GIVEN REQUEST:
Go through the entries below and pick out every line with "BrLuc".

ENTRIES SUPPLIED:
--

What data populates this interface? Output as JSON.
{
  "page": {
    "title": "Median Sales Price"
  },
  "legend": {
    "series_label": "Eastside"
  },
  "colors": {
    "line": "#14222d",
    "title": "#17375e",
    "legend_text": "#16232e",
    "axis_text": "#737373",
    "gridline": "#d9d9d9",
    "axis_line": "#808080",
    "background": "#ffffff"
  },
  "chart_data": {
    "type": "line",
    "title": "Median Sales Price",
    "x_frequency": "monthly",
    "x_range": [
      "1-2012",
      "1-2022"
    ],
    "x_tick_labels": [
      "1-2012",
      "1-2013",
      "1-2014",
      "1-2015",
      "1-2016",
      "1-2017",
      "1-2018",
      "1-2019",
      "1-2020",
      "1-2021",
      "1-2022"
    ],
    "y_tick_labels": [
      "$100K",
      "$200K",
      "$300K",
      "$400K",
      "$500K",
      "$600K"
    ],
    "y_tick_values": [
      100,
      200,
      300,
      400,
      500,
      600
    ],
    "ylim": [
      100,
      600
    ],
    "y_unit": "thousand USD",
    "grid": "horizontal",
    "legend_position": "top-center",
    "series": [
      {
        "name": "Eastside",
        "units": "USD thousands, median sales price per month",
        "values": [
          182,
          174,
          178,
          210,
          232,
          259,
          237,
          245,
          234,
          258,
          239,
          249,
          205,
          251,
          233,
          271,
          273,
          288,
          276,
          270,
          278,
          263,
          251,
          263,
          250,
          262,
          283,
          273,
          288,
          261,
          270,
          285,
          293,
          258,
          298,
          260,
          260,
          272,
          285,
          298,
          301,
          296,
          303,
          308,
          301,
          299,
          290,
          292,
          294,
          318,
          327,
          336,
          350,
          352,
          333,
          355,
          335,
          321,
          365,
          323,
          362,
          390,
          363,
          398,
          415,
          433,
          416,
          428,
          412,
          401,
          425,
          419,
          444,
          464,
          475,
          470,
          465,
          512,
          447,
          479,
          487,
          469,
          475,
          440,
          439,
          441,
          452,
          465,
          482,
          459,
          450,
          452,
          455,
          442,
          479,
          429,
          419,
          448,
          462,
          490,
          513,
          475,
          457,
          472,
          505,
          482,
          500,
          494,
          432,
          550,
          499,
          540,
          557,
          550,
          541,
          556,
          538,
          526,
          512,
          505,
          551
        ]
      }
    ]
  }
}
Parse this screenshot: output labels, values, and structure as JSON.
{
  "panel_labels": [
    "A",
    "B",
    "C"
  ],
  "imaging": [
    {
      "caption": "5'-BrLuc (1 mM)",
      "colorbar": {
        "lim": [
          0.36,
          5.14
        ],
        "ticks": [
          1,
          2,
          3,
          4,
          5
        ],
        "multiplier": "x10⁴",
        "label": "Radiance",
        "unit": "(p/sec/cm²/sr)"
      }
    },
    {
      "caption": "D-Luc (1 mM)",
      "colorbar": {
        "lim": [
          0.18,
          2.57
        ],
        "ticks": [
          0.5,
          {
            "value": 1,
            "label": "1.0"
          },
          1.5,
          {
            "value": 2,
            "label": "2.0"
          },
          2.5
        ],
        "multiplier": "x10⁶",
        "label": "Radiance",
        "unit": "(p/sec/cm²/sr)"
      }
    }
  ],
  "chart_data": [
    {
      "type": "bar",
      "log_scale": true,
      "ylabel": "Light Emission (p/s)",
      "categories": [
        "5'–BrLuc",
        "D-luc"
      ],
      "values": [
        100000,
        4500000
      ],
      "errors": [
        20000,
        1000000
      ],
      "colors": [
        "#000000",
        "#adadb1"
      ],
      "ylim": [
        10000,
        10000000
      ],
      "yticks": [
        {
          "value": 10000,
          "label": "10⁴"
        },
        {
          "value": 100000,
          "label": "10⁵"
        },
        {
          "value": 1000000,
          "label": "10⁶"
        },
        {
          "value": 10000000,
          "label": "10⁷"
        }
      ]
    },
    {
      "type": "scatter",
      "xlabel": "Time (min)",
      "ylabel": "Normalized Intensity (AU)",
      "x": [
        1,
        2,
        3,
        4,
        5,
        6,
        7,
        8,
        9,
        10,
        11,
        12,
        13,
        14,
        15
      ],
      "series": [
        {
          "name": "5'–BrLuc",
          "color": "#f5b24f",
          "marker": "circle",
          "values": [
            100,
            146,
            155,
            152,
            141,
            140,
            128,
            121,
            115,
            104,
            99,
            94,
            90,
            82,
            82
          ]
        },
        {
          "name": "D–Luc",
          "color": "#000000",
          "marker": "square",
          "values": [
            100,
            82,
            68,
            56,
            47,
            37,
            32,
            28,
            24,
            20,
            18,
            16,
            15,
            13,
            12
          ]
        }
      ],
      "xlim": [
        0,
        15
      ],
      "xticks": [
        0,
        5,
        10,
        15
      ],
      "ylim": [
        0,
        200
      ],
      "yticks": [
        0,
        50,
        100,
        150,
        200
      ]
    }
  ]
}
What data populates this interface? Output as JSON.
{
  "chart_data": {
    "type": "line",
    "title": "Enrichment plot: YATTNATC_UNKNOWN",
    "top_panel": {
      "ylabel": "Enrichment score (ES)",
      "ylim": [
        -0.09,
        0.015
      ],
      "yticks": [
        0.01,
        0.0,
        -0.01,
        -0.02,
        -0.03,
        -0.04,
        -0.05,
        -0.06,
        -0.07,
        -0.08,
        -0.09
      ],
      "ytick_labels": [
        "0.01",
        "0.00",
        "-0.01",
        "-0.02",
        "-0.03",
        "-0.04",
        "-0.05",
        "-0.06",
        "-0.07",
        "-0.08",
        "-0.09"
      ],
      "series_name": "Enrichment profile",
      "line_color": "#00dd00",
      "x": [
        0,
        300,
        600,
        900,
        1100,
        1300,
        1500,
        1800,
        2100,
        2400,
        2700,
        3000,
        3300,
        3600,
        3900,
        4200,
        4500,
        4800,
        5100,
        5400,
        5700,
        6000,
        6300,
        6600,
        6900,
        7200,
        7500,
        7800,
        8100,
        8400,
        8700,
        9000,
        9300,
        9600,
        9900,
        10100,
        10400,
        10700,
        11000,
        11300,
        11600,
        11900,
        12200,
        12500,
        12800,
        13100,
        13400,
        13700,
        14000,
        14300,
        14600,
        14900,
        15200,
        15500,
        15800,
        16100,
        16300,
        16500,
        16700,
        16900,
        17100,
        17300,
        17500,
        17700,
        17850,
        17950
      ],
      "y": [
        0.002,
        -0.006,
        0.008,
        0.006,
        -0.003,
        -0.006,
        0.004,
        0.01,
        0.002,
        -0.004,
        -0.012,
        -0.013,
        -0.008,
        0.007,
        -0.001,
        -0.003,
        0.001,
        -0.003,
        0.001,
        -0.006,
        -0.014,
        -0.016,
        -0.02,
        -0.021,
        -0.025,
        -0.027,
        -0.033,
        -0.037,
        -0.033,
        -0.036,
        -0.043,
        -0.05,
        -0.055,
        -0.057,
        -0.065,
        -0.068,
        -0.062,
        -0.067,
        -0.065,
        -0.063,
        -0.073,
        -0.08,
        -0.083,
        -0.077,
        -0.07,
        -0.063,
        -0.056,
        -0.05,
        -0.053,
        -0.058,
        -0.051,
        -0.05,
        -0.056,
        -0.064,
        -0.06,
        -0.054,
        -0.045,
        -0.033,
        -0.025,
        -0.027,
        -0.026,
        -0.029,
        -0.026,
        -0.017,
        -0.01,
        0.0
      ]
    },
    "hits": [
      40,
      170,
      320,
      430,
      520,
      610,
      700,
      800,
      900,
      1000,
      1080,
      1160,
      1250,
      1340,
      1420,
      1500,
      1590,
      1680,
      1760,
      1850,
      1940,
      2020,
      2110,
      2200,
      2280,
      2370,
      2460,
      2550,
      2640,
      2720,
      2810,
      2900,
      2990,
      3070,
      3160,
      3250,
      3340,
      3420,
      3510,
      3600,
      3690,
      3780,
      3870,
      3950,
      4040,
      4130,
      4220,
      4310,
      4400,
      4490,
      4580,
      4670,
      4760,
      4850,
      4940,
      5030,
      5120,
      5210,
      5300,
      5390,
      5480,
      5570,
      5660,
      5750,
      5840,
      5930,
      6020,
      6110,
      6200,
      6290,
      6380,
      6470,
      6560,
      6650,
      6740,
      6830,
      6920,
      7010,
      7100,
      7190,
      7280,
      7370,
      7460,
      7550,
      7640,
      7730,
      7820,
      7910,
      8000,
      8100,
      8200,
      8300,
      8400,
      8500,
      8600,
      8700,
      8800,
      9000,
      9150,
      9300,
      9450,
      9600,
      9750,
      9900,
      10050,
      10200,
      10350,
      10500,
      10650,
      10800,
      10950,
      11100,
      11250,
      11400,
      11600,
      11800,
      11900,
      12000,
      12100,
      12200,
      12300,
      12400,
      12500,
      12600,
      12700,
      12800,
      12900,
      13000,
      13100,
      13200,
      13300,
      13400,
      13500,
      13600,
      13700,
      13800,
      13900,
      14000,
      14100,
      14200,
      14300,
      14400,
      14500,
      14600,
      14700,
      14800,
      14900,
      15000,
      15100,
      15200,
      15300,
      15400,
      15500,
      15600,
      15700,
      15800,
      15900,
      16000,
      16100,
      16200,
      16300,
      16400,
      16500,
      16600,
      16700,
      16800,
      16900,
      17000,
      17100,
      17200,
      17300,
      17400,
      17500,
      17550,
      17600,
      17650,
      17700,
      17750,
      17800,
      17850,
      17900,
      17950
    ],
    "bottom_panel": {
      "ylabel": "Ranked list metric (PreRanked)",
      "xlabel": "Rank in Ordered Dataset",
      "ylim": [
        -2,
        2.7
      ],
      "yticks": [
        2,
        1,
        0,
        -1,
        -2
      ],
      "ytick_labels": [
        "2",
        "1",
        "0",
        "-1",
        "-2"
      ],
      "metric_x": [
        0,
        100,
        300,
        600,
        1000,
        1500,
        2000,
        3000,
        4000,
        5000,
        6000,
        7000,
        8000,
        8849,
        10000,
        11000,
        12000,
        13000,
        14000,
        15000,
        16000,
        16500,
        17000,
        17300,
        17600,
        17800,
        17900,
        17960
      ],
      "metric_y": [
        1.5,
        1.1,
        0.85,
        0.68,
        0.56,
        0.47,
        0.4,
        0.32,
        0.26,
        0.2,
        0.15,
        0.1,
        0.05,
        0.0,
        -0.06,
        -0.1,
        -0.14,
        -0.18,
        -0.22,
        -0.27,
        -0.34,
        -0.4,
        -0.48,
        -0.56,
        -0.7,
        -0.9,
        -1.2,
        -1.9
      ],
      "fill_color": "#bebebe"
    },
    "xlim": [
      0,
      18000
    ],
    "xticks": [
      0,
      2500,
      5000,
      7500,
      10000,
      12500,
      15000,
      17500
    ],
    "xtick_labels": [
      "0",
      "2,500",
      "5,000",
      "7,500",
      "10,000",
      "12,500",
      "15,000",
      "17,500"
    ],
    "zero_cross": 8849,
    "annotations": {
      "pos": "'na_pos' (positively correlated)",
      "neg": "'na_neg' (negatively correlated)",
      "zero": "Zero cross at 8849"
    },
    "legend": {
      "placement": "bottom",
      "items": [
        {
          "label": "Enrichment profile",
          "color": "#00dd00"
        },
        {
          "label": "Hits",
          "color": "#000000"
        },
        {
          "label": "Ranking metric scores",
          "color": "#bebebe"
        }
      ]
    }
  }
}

--

SOLUTION:
      "caption": "5'-BrLuc (1 mM)",
        "5'–BrLuc",
          "name": "5'–BrLuc",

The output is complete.